[Figure content listings]
────────────────

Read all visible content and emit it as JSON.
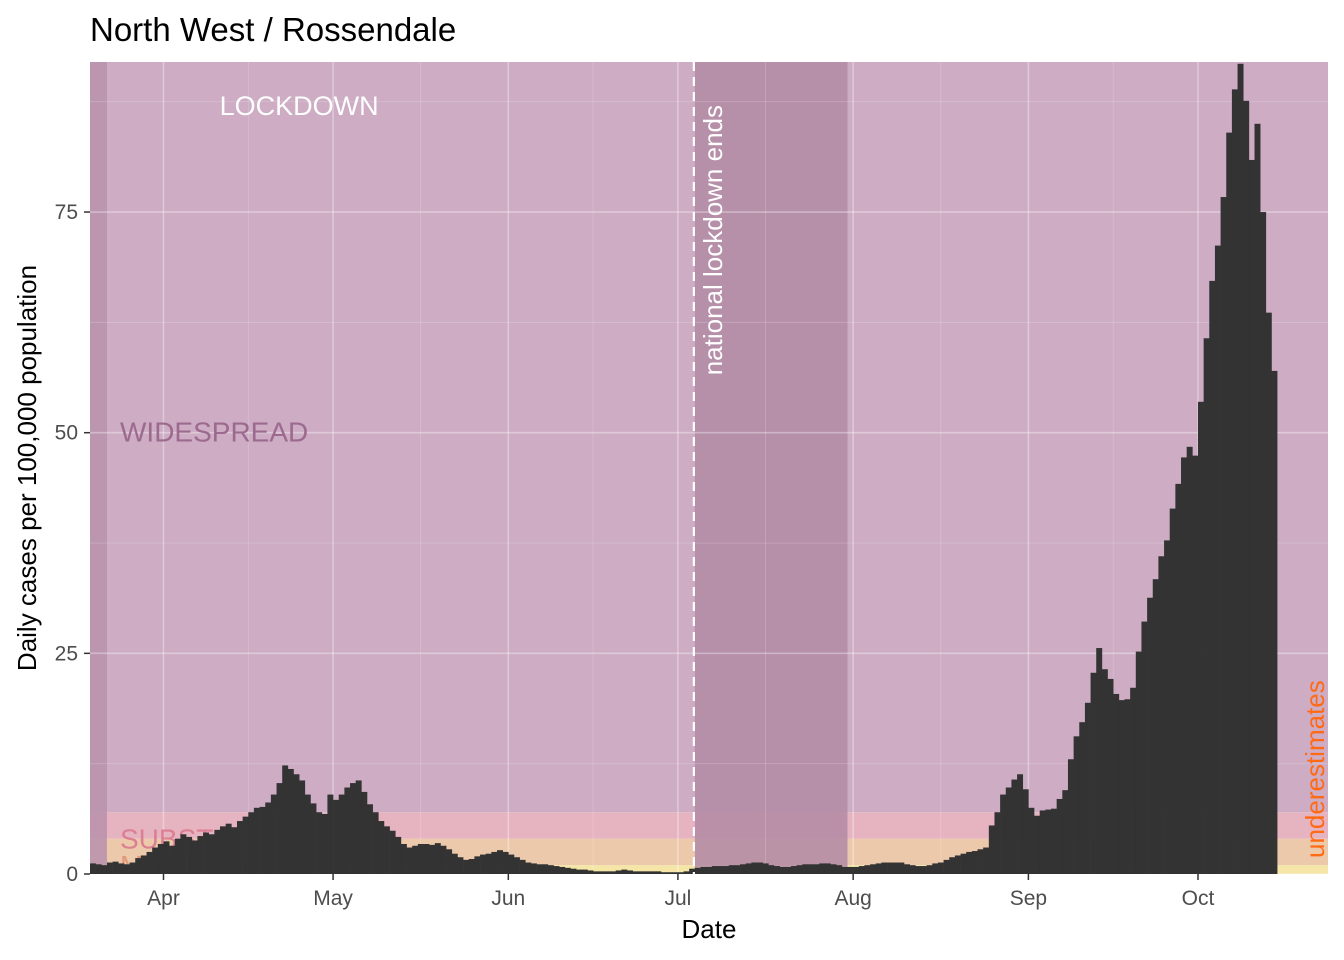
{
  "chart_data": {
    "type": "bar",
    "title": "North West / Rossendale",
    "xlabel": "Date",
    "ylabel": "Daily cases per 100,000 population",
    "x_start": "2020-03-19",
    "x_end": "2020-10-23",
    "ylim": [
      0,
      92
    ],
    "y_ticks": [
      0,
      25,
      50,
      75
    ],
    "x_ticks": [
      {
        "date": "2020-04-01",
        "label": "Apr"
      },
      {
        "date": "2020-05-01",
        "label": "May"
      },
      {
        "date": "2020-06-01",
        "label": "Jun"
      },
      {
        "date": "2020-07-01",
        "label": "Jul"
      },
      {
        "date": "2020-08-01",
        "label": "Aug"
      },
      {
        "date": "2020-09-01",
        "label": "Sep"
      },
      {
        "date": "2020-10-01",
        "label": "Oct"
      }
    ],
    "grid": true,
    "bands": [
      {
        "label": "",
        "ymin": 0,
        "ymax": 1,
        "color": "#f5e6a8"
      },
      {
        "label": "MODERATE",
        "ymin": 1,
        "ymax": 4,
        "color": "#ecc9ab"
      },
      {
        "label": "SUBSTANTIAL",
        "ymin": 4,
        "ymax": 7,
        "color": "#e6b3c0"
      },
      {
        "label": "WIDESPREAD",
        "ymin": 7,
        "ymax": 92,
        "color": "#cdacc4"
      }
    ],
    "band_label_colors": {
      "MODERATE": "#e09a7a",
      "SUBSTANTIAL": "#dc7f92",
      "WIDESPREAD": "#9c6a8e"
    },
    "shaded_periods": [
      {
        "start": "2020-03-19",
        "end": "2020-03-22",
        "color": "#b991ab"
      },
      {
        "start": "2020-07-04",
        "end": "2020-07-31",
        "color": "#b18aa5"
      }
    ],
    "lockdown_label": "LOCKDOWN",
    "lockdown_label_date": "2020-04-25",
    "event_line": {
      "date": "2020-07-04",
      "label": "national lockdown ends"
    },
    "underestimates_label": "underestimates",
    "underestimates_color": "#ff6a13",
    "bar_color": "#333333",
    "values": [
      1.2,
      1.1,
      1.0,
      1.3,
      1.4,
      1.2,
      1.1,
      1.3,
      1.8,
      2.1,
      2.5,
      3.0,
      3.4,
      3.7,
      3.2,
      4.0,
      4.5,
      4.2,
      3.8,
      4.3,
      4.7,
      4.5,
      5.0,
      5.4,
      5.7,
      5.3,
      6.0,
      6.5,
      7.0,
      7.5,
      7.6,
      8.1,
      9.0,
      10.3,
      12.3,
      11.9,
      11.3,
      10.6,
      9.0,
      8.0,
      7.0,
      6.8,
      9.0,
      8.4,
      9.0,
      9.8,
      10.3,
      10.6,
      9.3,
      7.9,
      7.0,
      6.0,
      5.4,
      4.9,
      4.2,
      3.4,
      3.0,
      3.2,
      3.4,
      3.4,
      3.3,
      3.5,
      3.2,
      2.8,
      2.3,
      1.9,
      1.6,
      1.7,
      2.0,
      2.2,
      2.3,
      2.5,
      2.7,
      2.5,
      2.2,
      1.9,
      1.6,
      1.3,
      1.2,
      1.1,
      1.1,
      1.0,
      0.9,
      0.8,
      0.7,
      0.6,
      0.5,
      0.5,
      0.4,
      0.3,
      0.3,
      0.3,
      0.3,
      0.4,
      0.5,
      0.4,
      0.3,
      0.3,
      0.3,
      0.3,
      0.3,
      0.2,
      0.2,
      0.2,
      0.2,
      0.3,
      0.6,
      0.7,
      0.8,
      0.8,
      0.9,
      0.9,
      0.9,
      1.0,
      1.0,
      1.1,
      1.2,
      1.3,
      1.3,
      1.2,
      1.0,
      0.9,
      0.8,
      0.8,
      0.9,
      1.0,
      1.1,
      1.1,
      1.1,
      1.2,
      1.2,
      1.1,
      1.0,
      0.8,
      0.8,
      0.8,
      0.9,
      1.0,
      1.1,
      1.2,
      1.3,
      1.3,
      1.3,
      1.3,
      1.1,
      1.0,
      0.9,
      0.9,
      1.0,
      1.2,
      1.3,
      1.6,
      1.9,
      2.1,
      2.3,
      2.5,
      2.6,
      2.8,
      3.0,
      5.5,
      7.0,
      9.0,
      9.8,
      10.7,
      11.3,
      9.6,
      7.5,
      6.6,
      7.2,
      7.3,
      7.4,
      8.5,
      9.5,
      13.0,
      15.6,
      17.2,
      19.4,
      22.8,
      25.6,
      23.2,
      22.1,
      20.4,
      19.7,
      19.8,
      21.1,
      25.2,
      28.6,
      31.3,
      33.4,
      36.0,
      37.8,
      41.4,
      44.2,
      47.2,
      48.4,
      47.4,
      53.5,
      60.7,
      67.2,
      71.2,
      76.7,
      84.0,
      88.9,
      91.8,
      87.6,
      80.9,
      85.0,
      75.0,
      63.6,
      57.0
    ]
  }
}
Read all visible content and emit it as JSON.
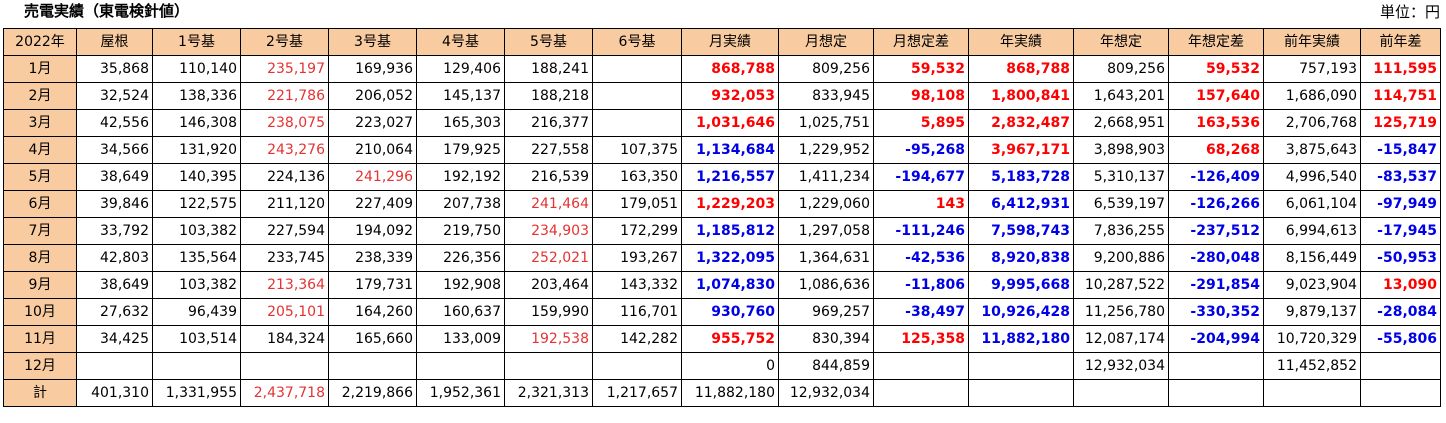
{
  "title": "売電実績（東電検針値）",
  "unit": "単位：円",
  "colors": {
    "header_bg": "#f8cba0",
    "red": "#e63232",
    "bold_red": "#ff0000",
    "bold_blue": "#0000e6"
  },
  "headers": [
    "2022年",
    "屋根",
    "1号基",
    "2号基",
    "3号基",
    "4号基",
    "5号基",
    "6号基",
    "月実績",
    "月想定",
    "月想定差",
    "年実績",
    "年想定",
    "年想定差",
    "前年実績",
    "前年差"
  ],
  "rows": [
    {
      "label": "1月",
      "cells": [
        {
          "v": "35,868"
        },
        {
          "v": "110,140"
        },
        {
          "v": "235,197",
          "s": "red"
        },
        {
          "v": "169,936"
        },
        {
          "v": "129,406"
        },
        {
          "v": "188,241"
        },
        {
          "v": ""
        },
        {
          "v": "868,788",
          "s": "bred"
        },
        {
          "v": "809,256"
        },
        {
          "v": "59,532",
          "s": "bred"
        },
        {
          "v": "868,788",
          "s": "bred"
        },
        {
          "v": "809,256"
        },
        {
          "v": "59,532",
          "s": "bred"
        },
        {
          "v": "757,193"
        },
        {
          "v": "111,595",
          "s": "bred"
        }
      ]
    },
    {
      "label": "2月",
      "cells": [
        {
          "v": "32,524"
        },
        {
          "v": "138,336"
        },
        {
          "v": "221,786",
          "s": "red"
        },
        {
          "v": "206,052"
        },
        {
          "v": "145,137"
        },
        {
          "v": "188,218"
        },
        {
          "v": ""
        },
        {
          "v": "932,053",
          "s": "bred"
        },
        {
          "v": "833,945"
        },
        {
          "v": "98,108",
          "s": "bred"
        },
        {
          "v": "1,800,841",
          "s": "bred"
        },
        {
          "v": "1,643,201"
        },
        {
          "v": "157,640",
          "s": "bred"
        },
        {
          "v": "1,686,090"
        },
        {
          "v": "114,751",
          "s": "bred"
        }
      ]
    },
    {
      "label": "3月",
      "cells": [
        {
          "v": "42,556"
        },
        {
          "v": "146,308"
        },
        {
          "v": "238,075",
          "s": "red"
        },
        {
          "v": "223,027"
        },
        {
          "v": "165,303"
        },
        {
          "v": "216,377"
        },
        {
          "v": ""
        },
        {
          "v": "1,031,646",
          "s": "bred"
        },
        {
          "v": "1,025,751"
        },
        {
          "v": "5,895",
          "s": "bred"
        },
        {
          "v": "2,832,487",
          "s": "bred"
        },
        {
          "v": "2,668,951"
        },
        {
          "v": "163,536",
          "s": "bred"
        },
        {
          "v": "2,706,768"
        },
        {
          "v": "125,719",
          "s": "bred"
        }
      ]
    },
    {
      "label": "4月",
      "cells": [
        {
          "v": "34,566"
        },
        {
          "v": "131,920"
        },
        {
          "v": "243,276",
          "s": "red"
        },
        {
          "v": "210,064"
        },
        {
          "v": "179,925"
        },
        {
          "v": "227,558"
        },
        {
          "v": "107,375"
        },
        {
          "v": "1,134,684",
          "s": "bblue"
        },
        {
          "v": "1,229,952"
        },
        {
          "v": "-95,268",
          "s": "bblue"
        },
        {
          "v": "3,967,171",
          "s": "bred"
        },
        {
          "v": "3,898,903"
        },
        {
          "v": "68,268",
          "s": "bred"
        },
        {
          "v": "3,875,643"
        },
        {
          "v": "-15,847",
          "s": "bblue"
        }
      ]
    },
    {
      "label": "5月",
      "cells": [
        {
          "v": "38,649"
        },
        {
          "v": "140,395"
        },
        {
          "v": "224,136"
        },
        {
          "v": "241,296",
          "s": "red"
        },
        {
          "v": "192,192"
        },
        {
          "v": "216,539"
        },
        {
          "v": "163,350"
        },
        {
          "v": "1,216,557",
          "s": "bblue"
        },
        {
          "v": "1,411,234"
        },
        {
          "v": "-194,677",
          "s": "bblue"
        },
        {
          "v": "5,183,728",
          "s": "bblue"
        },
        {
          "v": "5,310,137"
        },
        {
          "v": "-126,409",
          "s": "bblue"
        },
        {
          "v": "4,996,540"
        },
        {
          "v": "-83,537",
          "s": "bblue"
        }
      ]
    },
    {
      "label": "6月",
      "cells": [
        {
          "v": "39,846"
        },
        {
          "v": "122,575"
        },
        {
          "v": "211,120"
        },
        {
          "v": "227,409"
        },
        {
          "v": "207,738"
        },
        {
          "v": "241,464",
          "s": "red"
        },
        {
          "v": "179,051"
        },
        {
          "v": "1,229,203",
          "s": "bred"
        },
        {
          "v": "1,229,060"
        },
        {
          "v": "143",
          "s": "bred"
        },
        {
          "v": "6,412,931",
          "s": "bblue"
        },
        {
          "v": "6,539,197"
        },
        {
          "v": "-126,266",
          "s": "bblue"
        },
        {
          "v": "6,061,104"
        },
        {
          "v": "-97,949",
          "s": "bblue"
        }
      ]
    },
    {
      "label": "7月",
      "cells": [
        {
          "v": "33,792"
        },
        {
          "v": "103,382"
        },
        {
          "v": "227,594"
        },
        {
          "v": "194,092"
        },
        {
          "v": "219,750"
        },
        {
          "v": "234,903",
          "s": "red"
        },
        {
          "v": "172,299"
        },
        {
          "v": "1,185,812",
          "s": "bblue"
        },
        {
          "v": "1,297,058"
        },
        {
          "v": "-111,246",
          "s": "bblue"
        },
        {
          "v": "7,598,743",
          "s": "bblue"
        },
        {
          "v": "7,836,255"
        },
        {
          "v": "-237,512",
          "s": "bblue"
        },
        {
          "v": "6,994,613"
        },
        {
          "v": "-17,945",
          "s": "bblue"
        }
      ]
    },
    {
      "label": "8月",
      "cells": [
        {
          "v": "42,803"
        },
        {
          "v": "135,564"
        },
        {
          "v": "233,745"
        },
        {
          "v": "238,339"
        },
        {
          "v": "226,356"
        },
        {
          "v": "252,021",
          "s": "red"
        },
        {
          "v": "193,267"
        },
        {
          "v": "1,322,095",
          "s": "bblue"
        },
        {
          "v": "1,364,631"
        },
        {
          "v": "-42,536",
          "s": "bblue"
        },
        {
          "v": "8,920,838",
          "s": "bblue"
        },
        {
          "v": "9,200,886"
        },
        {
          "v": "-280,048",
          "s": "bblue"
        },
        {
          "v": "8,156,449"
        },
        {
          "v": "-50,953",
          "s": "bblue"
        }
      ]
    },
    {
      "label": "9月",
      "cells": [
        {
          "v": "38,649"
        },
        {
          "v": "103,382"
        },
        {
          "v": "213,364",
          "s": "red"
        },
        {
          "v": "179,731"
        },
        {
          "v": "192,908"
        },
        {
          "v": "203,464"
        },
        {
          "v": "143,332"
        },
        {
          "v": "1,074,830",
          "s": "bblue"
        },
        {
          "v": "1,086,636"
        },
        {
          "v": "-11,806",
          "s": "bblue"
        },
        {
          "v": "9,995,668",
          "s": "bblue"
        },
        {
          "v": "10,287,522"
        },
        {
          "v": "-291,854",
          "s": "bblue"
        },
        {
          "v": "9,023,904"
        },
        {
          "v": "13,090",
          "s": "bred"
        }
      ]
    },
    {
      "label": "10月",
      "cells": [
        {
          "v": "27,632"
        },
        {
          "v": "96,439"
        },
        {
          "v": "205,101",
          "s": "red"
        },
        {
          "v": "164,260"
        },
        {
          "v": "160,637"
        },
        {
          "v": "159,990"
        },
        {
          "v": "116,701"
        },
        {
          "v": "930,760",
          "s": "bblue"
        },
        {
          "v": "969,257"
        },
        {
          "v": "-38,497",
          "s": "bblue"
        },
        {
          "v": "10,926,428",
          "s": "bblue"
        },
        {
          "v": "11,256,780"
        },
        {
          "v": "-330,352",
          "s": "bblue"
        },
        {
          "v": "9,879,137"
        },
        {
          "v": "-28,084",
          "s": "bblue"
        }
      ]
    },
    {
      "label": "11月",
      "cells": [
        {
          "v": "34,425"
        },
        {
          "v": "103,514"
        },
        {
          "v": "184,324"
        },
        {
          "v": "165,660"
        },
        {
          "v": "133,009"
        },
        {
          "v": "192,538",
          "s": "red"
        },
        {
          "v": "142,282"
        },
        {
          "v": "955,752",
          "s": "bred"
        },
        {
          "v": "830,394"
        },
        {
          "v": "125,358",
          "s": "bred"
        },
        {
          "v": "11,882,180",
          "s": "bblue"
        },
        {
          "v": "12,087,174"
        },
        {
          "v": "-204,994",
          "s": "bblue"
        },
        {
          "v": "10,720,329"
        },
        {
          "v": "-55,806",
          "s": "bblue"
        }
      ]
    },
    {
      "label": "12月",
      "cells": [
        {
          "v": ""
        },
        {
          "v": ""
        },
        {
          "v": ""
        },
        {
          "v": ""
        },
        {
          "v": ""
        },
        {
          "v": ""
        },
        {
          "v": ""
        },
        {
          "v": "0"
        },
        {
          "v": "844,859"
        },
        {
          "v": ""
        },
        {
          "v": ""
        },
        {
          "v": "12,932,034"
        },
        {
          "v": ""
        },
        {
          "v": "11,452,852"
        },
        {
          "v": ""
        }
      ]
    },
    {
      "label": "計",
      "cells": [
        {
          "v": "401,310"
        },
        {
          "v": "1,331,955"
        },
        {
          "v": "2,437,718",
          "s": "red"
        },
        {
          "v": "2,219,866"
        },
        {
          "v": "1,952,361"
        },
        {
          "v": "2,321,313"
        },
        {
          "v": "1,217,657"
        },
        {
          "v": "11,882,180"
        },
        {
          "v": "12,932,034"
        },
        {
          "v": ""
        },
        {
          "v": ""
        },
        {
          "v": ""
        },
        {
          "v": ""
        },
        {
          "v": ""
        },
        {
          "v": ""
        }
      ]
    }
  ]
}
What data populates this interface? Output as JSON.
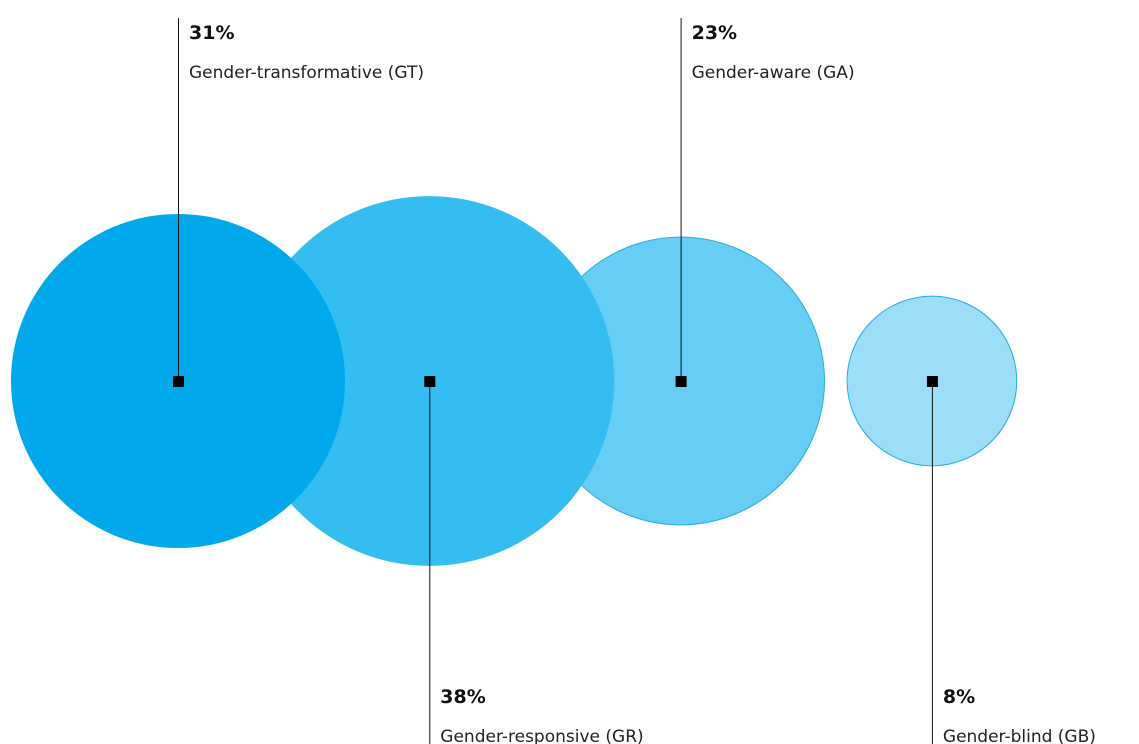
{
  "chart_data": {
    "type": "bubble",
    "categories": [
      "Gender-transformative (GT)",
      "Gender-responsive (GR)",
      "Gender-aware (GA)",
      "Gender-blind (GB)"
    ],
    "values": [
      31,
      38,
      23,
      8
    ],
    "value_labels": [
      "31%",
      "38%",
      "23%",
      "8%"
    ],
    "colors": [
      "#00a9ec",
      "#33bdf0",
      "#66cdf4",
      "#9cdef7"
    ]
  }
}
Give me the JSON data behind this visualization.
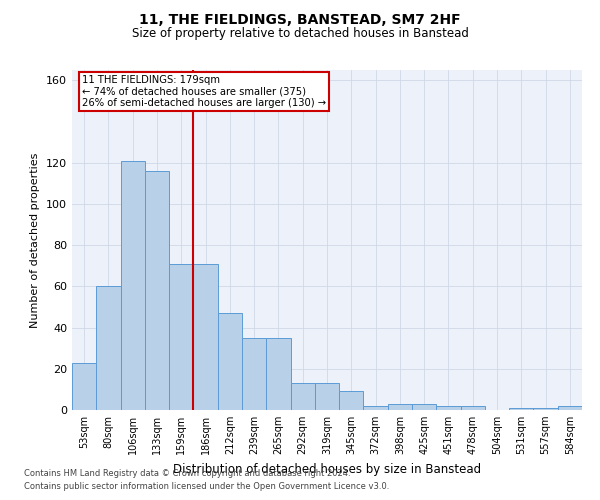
{
  "title1": "11, THE FIELDINGS, BANSTEAD, SM7 2HF",
  "title2": "Size of property relative to detached houses in Banstead",
  "xlabel": "Distribution of detached houses by size in Banstead",
  "ylabel": "Number of detached properties",
  "bar_labels": [
    "53sqm",
    "80sqm",
    "106sqm",
    "133sqm",
    "159sqm",
    "186sqm",
    "212sqm",
    "239sqm",
    "265sqm",
    "292sqm",
    "319sqm",
    "345sqm",
    "372sqm",
    "398sqm",
    "425sqm",
    "451sqm",
    "478sqm",
    "504sqm",
    "531sqm",
    "557sqm",
    "584sqm"
  ],
  "bar_values": [
    23,
    60,
    121,
    116,
    71,
    71,
    47,
    35,
    35,
    13,
    13,
    9,
    2,
    3,
    3,
    2,
    2,
    0,
    1,
    1,
    2
  ],
  "bar_color": "#b8d0e8",
  "bar_edge_color": "#5b9bd5",
  "grid_color": "#d0d8e8",
  "bg_color": "#edf2fa",
  "vline_x_index": 5,
  "vline_color": "#cc0000",
  "annotation_line1": "11 THE FIELDINGS: 179sqm",
  "annotation_line2": "← 74% of detached houses are smaller (375)",
  "annotation_line3": "26% of semi-detached houses are larger (130) →",
  "annotation_box_color": "#cc0000",
  "ylim": [
    0,
    165
  ],
  "yticks": [
    0,
    20,
    40,
    60,
    80,
    100,
    120,
    160
  ],
  "footer1": "Contains HM Land Registry data © Crown copyright and database right 2024.",
  "footer2": "Contains public sector information licensed under the Open Government Licence v3.0."
}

────────────────

» **Given instruction**
Filter the entries above down to the lines containing the word "xlabel".

» **The reply**
    "xlabel": "Date",
  "xlabel": "Distribution of detached houses by size in Banstead",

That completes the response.